Python字典的應用之大資料量的對賬

我所在的項目有個對賬系統，最初我是寫了腳本來校驗對賬結果的，對賬的2張表的資料量大概是 100條、 100w條；這次提測，手動造了幾百萬的資料，成了100萬條、 100萬條數量級，執行我的腳本，卻跑不出來結果，真的難住我了，做了些優化，分享下。

個人部落格：https://blog.csdn.net/zyooooxie

情景

這個系統是C-G的對賬【原始資料共6個表】，線上C的一個月資料量超過600w，因為對賬時間比較長，在更換技術方案後，提測給我；我在3個表每個都造了100-200w的資料，剩下3個表是爬蟲爬取回來的，是20w-200w的資料量。

其實，想要看對賬結果對不對，直接抽樣N條記錄，從對賬結果表反推到原始資料表，對比預期結果，就能校驗完。

但最初就是用的腳本來做，也就沒按上面去做，非靠我的腳本來搞。

非作死不可。

最早一版

最初2個表資料量分别是 100條、100萬條，我寫的腳本跑的溜溜的，沒問題。

思路如下：

list_a 是C系統的資料list；list_b是G系統的資料list；

将2個list中每個元素的4個字段進行比對，來把符合條件的元素扔到對應的對賬結果list 【共6個結果，如下圖】

new_list = [a for a in list_a if a in list_b]
        Log.info('Consistent-1000的有：{}'.format(new_list))

## 蒐集資料
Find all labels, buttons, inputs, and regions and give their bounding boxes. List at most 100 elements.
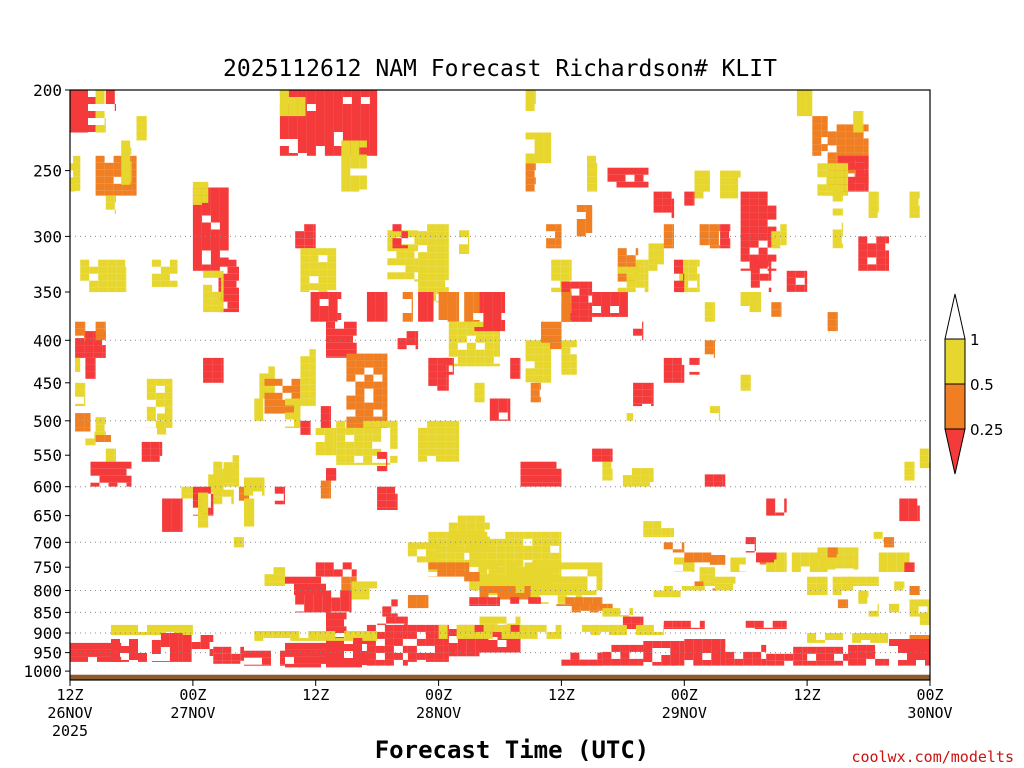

## 問題與任務
1) 在這篇談Python字典大資料量對賬的文章裡，有哪些名稱中含底線且帶有「list」的變數？請全部列出。
2) 請從最後一行之後接著寫下去，續完這篇談Python字典大資料量對賬的文章。

## 各題解答
1) list_a、list_b、new_list

2)
        new_list1 = [[a, b] for a in list_a for b in list_b if a[0] == b[0] and a[2] != b[2] and a[1] == b[1]]
        Log.info('Amounts Difference-1002的有：{}'.format(new_list1))

        new_list2 = [[a, b] for a in list_a for b in list_b if a[0] == b[0] and a[3] != b[3] and a[2] == b[2] and a[1] == b[1]]
        Log.info('Date difference-1003的有：{}'.format(new_list2))

        new_list3 = [[a, b] for a in list_a for b in list_b if a[0] == b[0] and a[1] != b[1]]
        Log.info('Status Difference-1001的有：{}'.format(new_list3))

        new_list4 = list()
        for a in list_a:
            for b in list_b:
                if a[0] != b[0]:
                    pass
                else:
                    break
                if b is list_b[-1]:
                    new_list4.append(a)
        Log.info('Miss G Bill-1004的有：{}'.format(new_list4))

        new_list5 = list()
        for b in list_b:
            for a in list_a:
                if b[0] != a[0]:
                    pass
                else:
                    break
                if a is list_a[-1]:
                    new_list5.append(b)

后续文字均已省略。